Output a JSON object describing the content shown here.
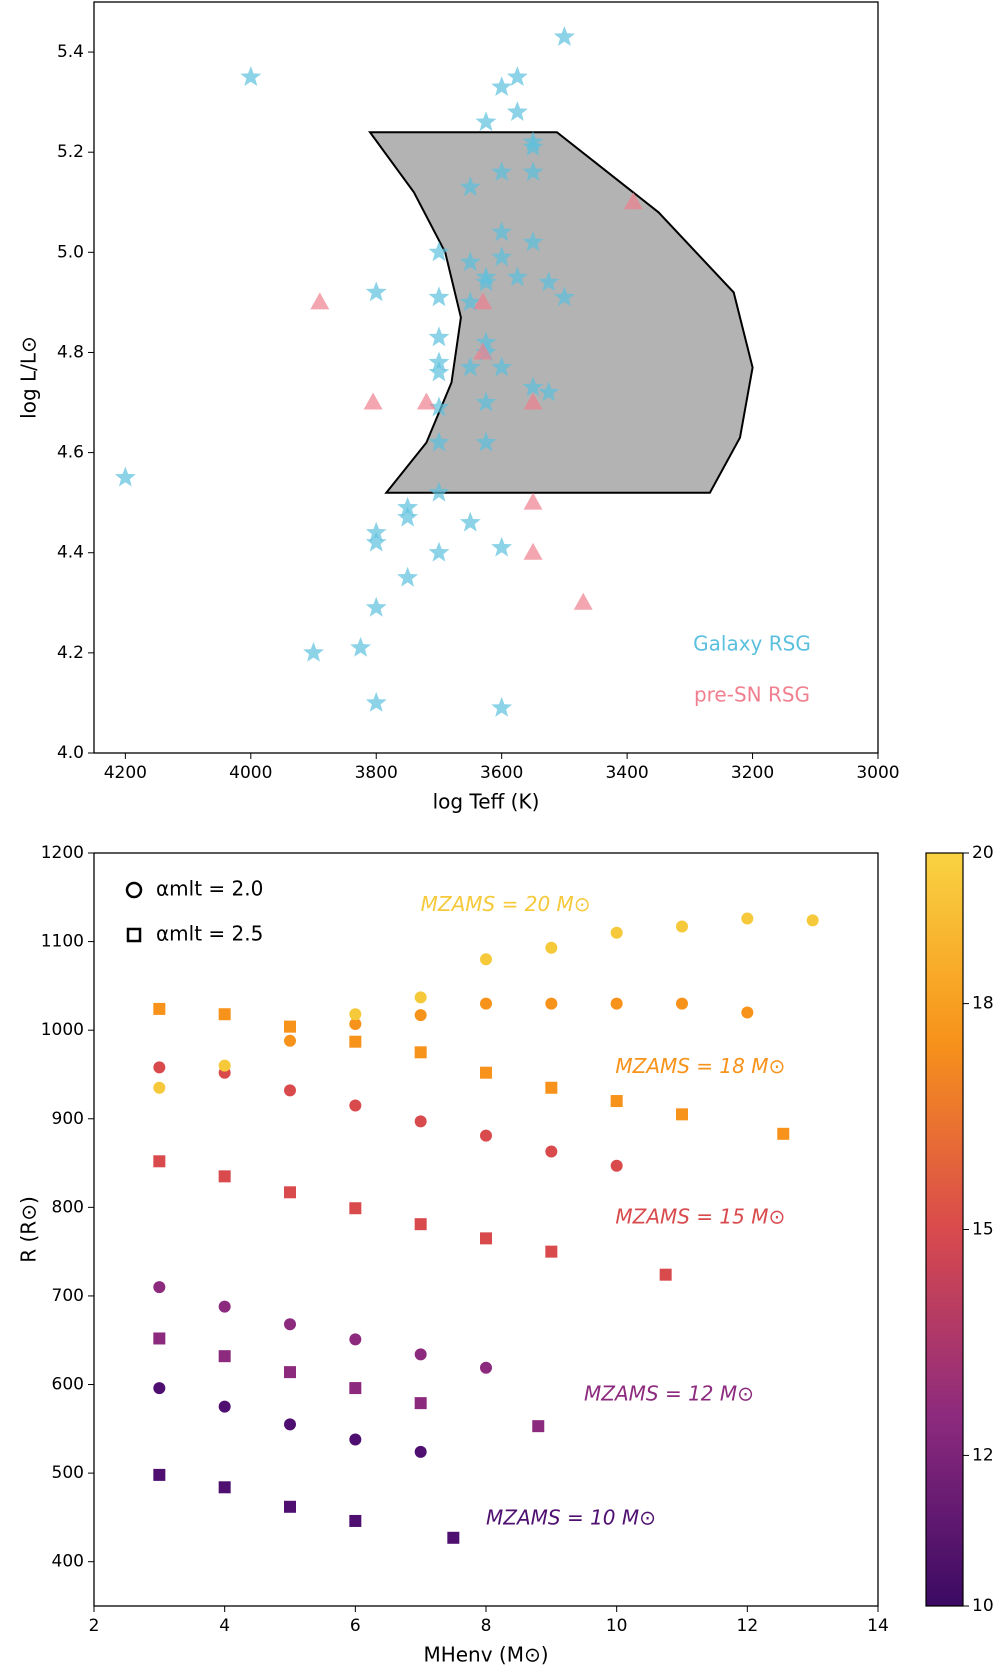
{
  "chart_data": [
    {
      "type": "scatter",
      "xlabel": "log Teff (K)",
      "ylabel": "log L/L⊙",
      "xlim": [
        4250,
        3000
      ],
      "ylim": [
        4.0,
        5.5
      ],
      "xticks": [
        4200,
        4000,
        3800,
        3600,
        3400,
        3200,
        3000
      ],
      "yticks": [
        {
          "value": 4,
          "label": "4.0"
        },
        4.2,
        4.4,
        4.6,
        4.8,
        {
          "value": 5,
          "label": "5.0"
        },
        5.2,
        5.4
      ],
      "region": {
        "color": "#b3b3b3",
        "x": [
          3810,
          3512,
          3350,
          3230,
          3200,
          3220,
          3268,
          3784,
          3720,
          3680,
          3665,
          3690,
          3740
        ],
        "y": [
          5.24,
          5.24,
          5.08,
          4.92,
          4.77,
          4.63,
          4.52,
          4.52,
          4.62,
          4.74,
          4.87,
          5.0,
          5.12
        ]
      },
      "legend": "lower right",
      "series": [
        {
          "name": "Galaxy RSG",
          "marker": "star",
          "color": "#5bc0de",
          "x": [
            3500,
            4000,
            3575,
            3600,
            3575,
            3625,
            3550,
            3550,
            3600,
            3550,
            3650,
            3600,
            3550,
            3700,
            3600,
            3650,
            3625,
            3575,
            3625,
            3525,
            3800,
            3700,
            3500,
            3650,
            3700,
            3625,
            3625,
            3700,
            3600,
            3700,
            3650,
            3550,
            3525,
            3700,
            3625,
            3700,
            3625,
            4200,
            3700,
            3750,
            3750,
            3650,
            3800,
            3800,
            3600,
            3700,
            3750,
            3800,
            3825,
            3900,
            3800,
            3600
          ],
          "values": [
            5.43,
            5.35,
            5.35,
            5.33,
            5.28,
            5.26,
            5.22,
            5.21,
            5.16,
            5.16,
            5.13,
            5.04,
            5.02,
            5.0,
            4.99,
            4.98,
            4.95,
            4.95,
            4.94,
            4.94,
            4.92,
            4.91,
            4.91,
            4.9,
            4.83,
            4.82,
            4.8,
            4.78,
            4.77,
            4.76,
            4.77,
            4.73,
            4.72,
            4.69,
            4.7,
            4.62,
            4.62,
            4.55,
            4.52,
            4.49,
            4.47,
            4.46,
            4.44,
            4.42,
            4.41,
            4.4,
            4.35,
            4.29,
            4.21,
            4.2,
            4.1,
            4.09
          ]
        },
        {
          "name": "pre-SN RSG",
          "marker": "triangle",
          "color": "#f0808f",
          "x": [
            3390,
            3890,
            3630,
            3630,
            3805,
            3720,
            3550,
            3550,
            3550,
            3470
          ],
          "values": [
            5.1,
            4.9,
            4.9,
            4.8,
            4.7,
            4.7,
            4.7,
            4.5,
            4.4,
            4.3
          ]
        }
      ]
    },
    {
      "type": "scatter",
      "xlabel": "MHenv (M⊙)",
      "ylabel": "R (R⊙)",
      "xlim": [
        2,
        14
      ],
      "ylim": [
        350,
        1200
      ],
      "xticks": [
        2,
        4,
        6,
        8,
        10,
        12,
        14
      ],
      "yticks": [
        400,
        500,
        600,
        700,
        800,
        900,
        1000,
        1100,
        1200
      ],
      "markers": [
        {
          "label": "αmlt = 2.0",
          "marker": "circle"
        },
        {
          "label": "αmlt = 2.5",
          "marker": "square"
        }
      ],
      "series": [
        {
          "marker": "circle",
          "color": "#4e0f70",
          "x": [
            3,
            4,
            5,
            6,
            7
          ],
          "values": [
            596,
            575,
            555,
            538,
            524
          ]
        },
        {
          "marker": "square",
          "color": "#4e0f70",
          "x": [
            3,
            4,
            5,
            6,
            7.5
          ],
          "values": [
            498,
            484,
            462,
            446,
            427
          ]
        },
        {
          "marker": "circle",
          "color": "#8c2a7e",
          "x": [
            3,
            4,
            5,
            6,
            7,
            8
          ],
          "values": [
            710,
            688,
            668,
            651,
            634,
            619
          ]
        },
        {
          "marker": "square",
          "color": "#8c2a7e",
          "x": [
            3,
            4,
            5,
            6,
            7,
            8.8
          ],
          "values": [
            652,
            632,
            614,
            596,
            579,
            553
          ]
        },
        {
          "marker": "circle",
          "color": "#d94a4d",
          "x": [
            3,
            4,
            5,
            6,
            7,
            8,
            9,
            10
          ],
          "values": [
            958,
            952,
            932,
            915,
            897,
            881,
            863,
            847
          ]
        },
        {
          "marker": "square",
          "color": "#d94a4d",
          "x": [
            3,
            4,
            5,
            6,
            7,
            8,
            9,
            10.75
          ],
          "values": [
            852,
            835,
            817,
            799,
            781,
            765,
            750,
            724
          ]
        },
        {
          "marker": "circle",
          "color": "#f7921a",
          "x": [
            5,
            6,
            7,
            8,
            9,
            10,
            11,
            12
          ],
          "values": [
            988,
            1007,
            1017,
            1030,
            1030,
            1030,
            1030,
            1020
          ]
        },
        {
          "marker": "square",
          "color": "#f7921a",
          "x": [
            3,
            4,
            5,
            6,
            7,
            8,
            9,
            10,
            11,
            12.55
          ],
          "values": [
            1024,
            1018,
            1004,
            987,
            975,
            952,
            935,
            920,
            905,
            883
          ]
        },
        {
          "marker": "circle",
          "color": "#f5c93a",
          "x": [
            3,
            4,
            6,
            7,
            8,
            9,
            10,
            11,
            12,
            13
          ],
          "values": [
            935,
            960,
            1018,
            1037,
            1080,
            1093,
            1110,
            1117,
            1126,
            1124
          ]
        }
      ],
      "annotations": [
        {
          "text": "MZAMS = 20 M⊙",
          "color": "#f5c93a"
        },
        {
          "text": "MZAMS = 18 M⊙",
          "color": "#f7921a"
        },
        {
          "text": "MZAMS = 15 M⊙",
          "color": "#d94a4d"
        },
        {
          "text": "MZAMS = 12 M⊙",
          "color": "#8c2a7e"
        },
        {
          "text": "MZAMS = 10 M⊙",
          "color": "#4e0f70"
        }
      ],
      "colorbar": {
        "clim": [
          10,
          20
        ],
        "ticks": [
          10,
          12,
          15,
          18,
          20
        ],
        "colors": [
          "#3b0a63",
          "#8c2a7e",
          "#d94a4d",
          "#f7921a",
          "#f9d342"
        ]
      }
    }
  ]
}
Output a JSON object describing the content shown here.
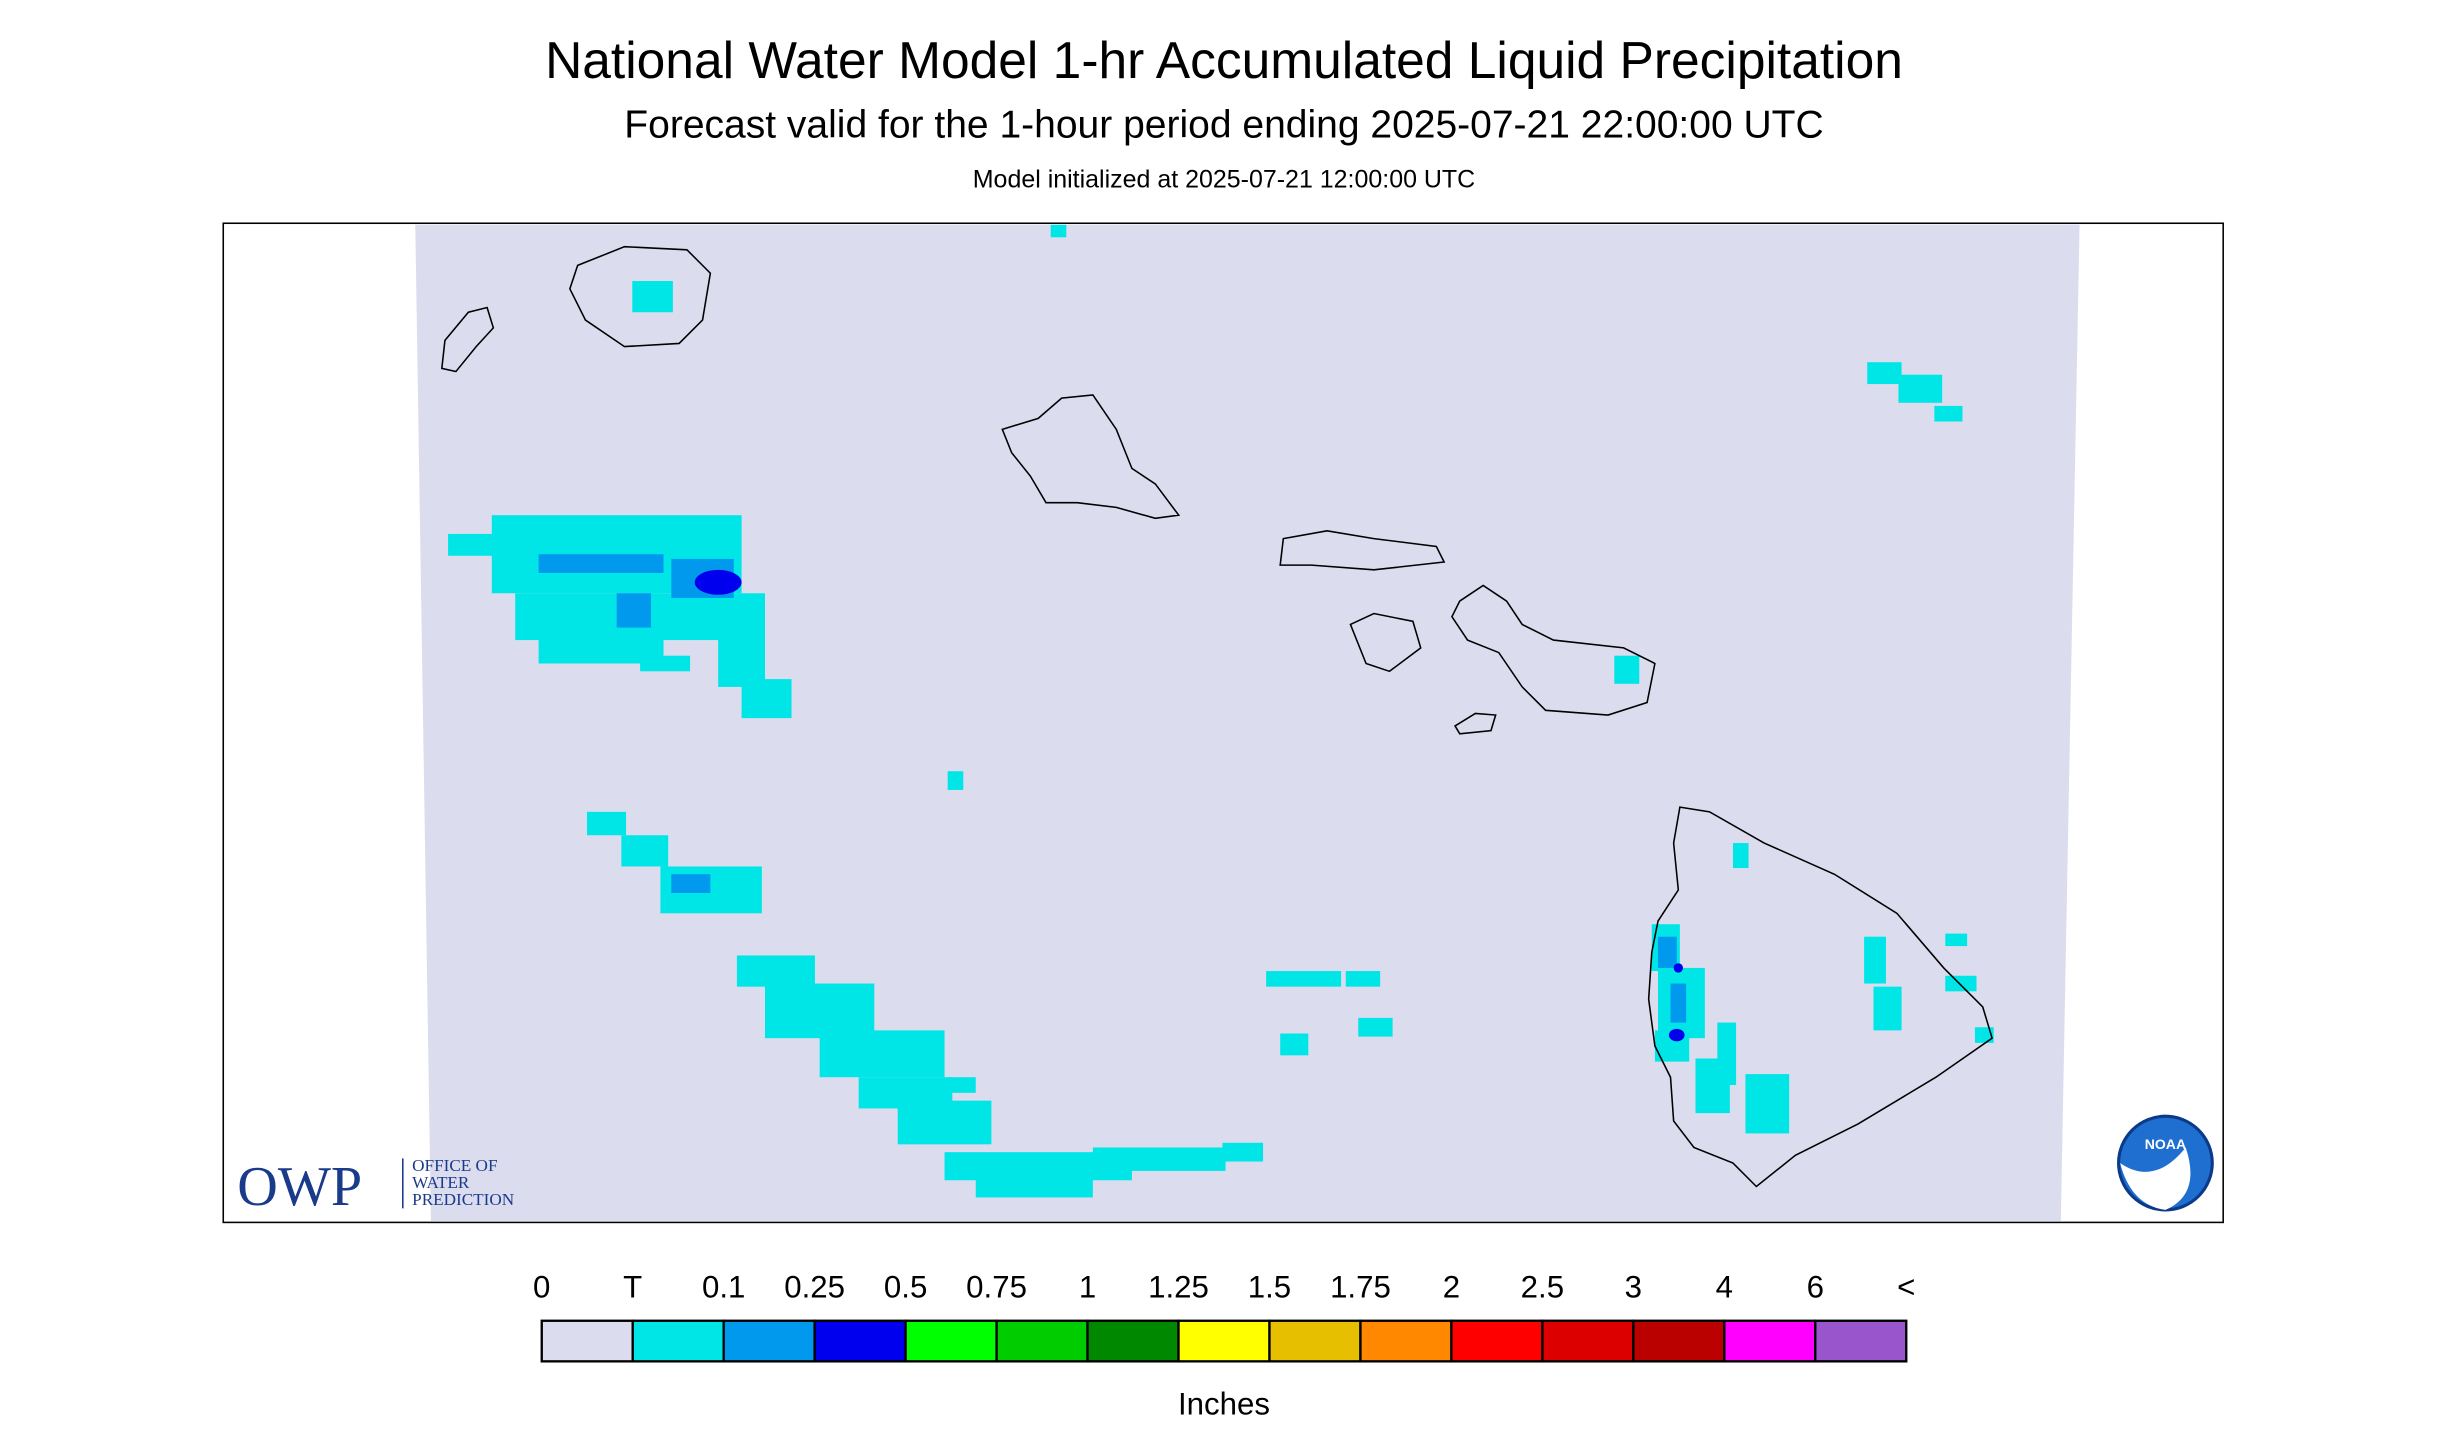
{
  "header": {
    "title": "National Water Model 1-hr Accumulated Liquid Precipitation",
    "subtitle": "Forecast valid for the 1-hour period ending 2025-07-21 22:00:00 UTC",
    "init": "Model initialized at 2025-07-21 12:00:00 UTC"
  },
  "logo": {
    "owp": "OWP",
    "line1": "OFFICE OF",
    "line2": "WATER",
    "line3": "PREDICTION",
    "noaa": "NOAA"
  },
  "legend": {
    "labels": [
      "0",
      "T",
      "0.1",
      "0.25",
      "0.5",
      "0.75",
      "1",
      "1.25",
      "1.5",
      "1.75",
      "2",
      "2.5",
      "3",
      "4",
      "6",
      "<"
    ],
    "colors": [
      "#dcdcef",
      "#00e6e6",
      "#0099ee",
      "#0000ee",
      "#00ff00",
      "#00cc00",
      "#008800",
      "#ffff00",
      "#e6c000",
      "#ff8800",
      "#ff0000",
      "#dd0000",
      "#bb0000",
      "#ff00ff",
      "#9955cc"
    ],
    "unit": "Inches"
  }
}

☆ ☆ ☆ ☆ ☆ ☆ ☆

■ **DESCRIPTION OF THE TASK**
From the listing, extract all text exactly as given and drop any picture.

■ **SOLUTION FOR THIS PROBLEM**
Output a JSON object describing the content shown here.
{
  "chart_data": [
    {
      "type": "scatter",
      "xlabel": "log Teff (K)",
      "ylabel": "log L/L⊙",
      "xlim": [
        4250,
        3000
      ],
      "ylim": [
        4.0,
        5.5
      ],
      "xticks": [
        4200,
        4000,
        3800,
        3600,
        3400,
        3200,
        3000
      ],
      "yticks": [
        {
          "value": 4,
          "label": "4.0"
        },
        4.2,
        4.4,
        4.6,
        4.8,
        {
          "value": 5,
          "label": "5.0"
        },
        5.2,
        5.4
      ],
      "region": {
        "color": "#b3b3b3",
        "x": [
          3810,
          3512,
          3350,
          3230,
          3200,
          3220,
          3268,
          3784,
          3720,
          3680,
          3665,
          3690,
          3740
        ],
        "y": [
          5.24,
          5.24,
          5.08,
          4.92,
          4.77,
          4.63,
          4.52,
          4.52,
          4.62,
          4.74,
          4.87,
          5.0,
          5.12
        ]
      },
      "legend": "lower right",
      "series": [
        {
          "name": "Galaxy RSG",
          "marker": "star",
          "color": "#5bc0de",
          "x": [
            3500,
            4000,
            3575,
            3600,
            3575,
            3625,
            3550,
            3550,
            3600,
            3550,
            3650,
            3600,
            3550,
            3700,
            3600,
            3650,
            3625,
            3575,
            3625,
            3525,
            3800,
            3700,
            3500,
            3650,
            3700,
            3625,
            3625,
            3700,
            3600,
            3700,
            3650,
            3550,
            3525,
            3700,
            3625,
            3700,
            3625,
            4200,
            3700,
            3750,
            3750,
            3650,
            3800,
            3800,
            3600,
            3700,
            3750,
            3800,
            3825,
            3900,
            3800,
            3600
          ],
          "values": [
            5.43,
            5.35,
            5.35,
            5.33,
            5.28,
            5.26,
            5.22,
            5.21,
            5.16,
            5.16,
            5.13,
            5.04,
            5.02,
            5.0,
            4.99,
            4.98,
            4.95,
            4.95,
            4.94,
            4.94,
            4.92,
            4.91,
            4.91,
            4.9,
            4.83,
            4.82,
            4.8,
            4.78,
            4.77,
            4.76,
            4.77,
            4.73,
            4.72,
            4.69,
            4.7,
            4.62,
            4.62,
            4.55,
            4.52,
            4.49,
            4.47,
            4.46,
            4.44,
            4.42,
            4.41,
            4.4,
            4.35,
            4.29,
            4.21,
            4.2,
            4.1,
            4.09
          ]
        },
        {
          "name": "pre-SN RSG",
          "marker": "triangle",
          "color": "#f0808f",
          "x": [
            3390,
            3890,
            3630,
            3630,
            3805,
            3720,
            3550,
            3550,
            3550,
            3470
          ],
          "values": [
            5.1,
            4.9,
            4.9,
            4.8,
            4.7,
            4.7,
            4.7,
            4.5,
            4.4,
            4.3
          ]
        }
      ]
    },
    {
      "type": "scatter",
      "xlabel": "MHenv (M⊙)",
      "ylabel": "R (R⊙)",
      "xlim": [
        2,
        14
      ],
      "ylim": [
        350,
        1200
      ],
      "xticks": [
        2,
        4,
        6,
        8,
        10,
        12,
        14
      ],
      "yticks": [
        400,
        500,
        600,
        700,
        800,
        900,
        1000,
        1100,
        1200
      ],
      "markers": [
        {
          "label": "αmlt = 2.0",
          "marker": "circle"
        },
        {
          "label": "αmlt = 2.5",
          "marker": "square"
        }
      ],
      "series": [
        {
          "marker": "circle",
          "color": "#4e0f70",
          "x": [
            3,
            4,
            5,
            6,
            7
          ],
          "values": [
            596,
            575,
            555,
            538,
            524
          ]
        },
        {
          "marker": "square",
          "color": "#4e0f70",
          "x": [
            3,
            4,
            5,
            6,
            7.5
          ],
          "values": [
            498,
            484,
            462,
            446,
            427
          ]
        },
        {
          "marker": "circle",
          "color": "#8c2a7e",
          "x": [
            3,
            4,
            5,
            6,
            7,
            8
          ],
          "values": [
            710,
            688,
            668,
            651,
            634,
            619
          ]
        },
        {
          "marker": "square",
          "color": "#8c2a7e",
          "x": [
            3,
            4,
            5,
            6,
            7,
            8.8
          ],
          "values": [
            652,
            632,
            614,
            596,
            579,
            553
          ]
        },
        {
          "marker": "circle",
          "color": "#d94a4d",
          "x": [
            3,
            4,
            5,
            6,
            7,
            8,
            9,
            10
          ],
          "values": [
            958,
            952,
            932,
            915,
            897,
            881,
            863,
            847
          ]
        },
        {
          "marker": "square",
          "color": "#d94a4d",
          "x": [
            3,
            4,
            5,
            6,
            7,
            8,
            9,
            10.75
          ],
          "values": [
            852,
            835,
            817,
            799,
            781,
            765,
            750,
            724
          ]
        },
        {
          "marker": "circle",
          "color": "#f7921a",
          "x": [
            5,
            6,
            7,
            8,
            9,
            10,
            11,
            12
          ],
          "values": [
            988,
            1007,
            1017,
            1030,
            1030,
            1030,
            1030,
            1020
          ]
        },
        {
          "marker": "square",
          "color": "#f7921a",
          "x": [
            3,
            4,
            5,
            6,
            7,
            8,
            9,
            10,
            11,
            12.55
          ],
          "values": [
            1024,
            1018,
            1004,
            987,
            975,
            952,
            935,
            920,
            905,
            883
          ]
        },
        {
          "marker": "circle",
          "color": "#f5c93a",
          "x": [
            3,
            4,
            6,
            7,
            8,
            9,
            10,
            11,
            12,
            13
          ],
          "values": [
            935,
            960,
            1018,
            1037,
            1080,
            1093,
            1110,
            1117,
            1126,
            1124
          ]
        }
      ],
      "annotations": [
        {
          "text": "MZAMS = 20 M⊙",
          "color": "#f5c93a"
        },
        {
          "text": "MZAMS = 18 M⊙",
          "color": "#f7921a"
        },
        {
          "text": "MZAMS = 15 M⊙",
          "color": "#d94a4d"
        },
        {
          "text": "MZAMS = 12 M⊙",
          "color": "#8c2a7e"
        },
        {
          "text": "MZAMS = 10 M⊙",
          "color": "#4e0f70"
        }
      ],
      "colorbar": {
        "clim": [
          10,
          20
        ],
        "ticks": [
          10,
          12,
          15,
          18,
          20
        ],
        "colors": [
          "#3b0a63",
          "#8c2a7e",
          "#d94a4d",
          "#f7921a",
          "#f9d342"
        ]
      }
    }
  ]
}
Output a JSON object describing the content shown here.
{
  "header": {
    "title": "National Water Model 1-hr Accumulated Liquid Precipitation",
    "subtitle": "Forecast valid for the 1-hour period ending 2025-07-21 22:00:00 UTC",
    "init": "Model initialized at 2025-07-21 12:00:00 UTC"
  },
  "logo": {
    "owp": "OWP",
    "line1": "OFFICE OF",
    "line2": "WATER",
    "line3": "PREDICTION",
    "noaa": "NOAA"
  },
  "legend": {
    "labels": [
      "0",
      "T",
      "0.1",
      "0.25",
      "0.5",
      "0.75",
      "1",
      "1.25",
      "1.5",
      "1.75",
      "2",
      "2.5",
      "3",
      "4",
      "6",
      "<"
    ],
    "colors": [
      "#dcdcef",
      "#00e6e6",
      "#0099ee",
      "#0000ee",
      "#00ff00",
      "#00cc00",
      "#008800",
      "#ffff00",
      "#e6c000",
      "#ff8800",
      "#ff0000",
      "#dd0000",
      "#bb0000",
      "#ff00ff",
      "#9955cc"
    ],
    "unit": "Inches"
  }
}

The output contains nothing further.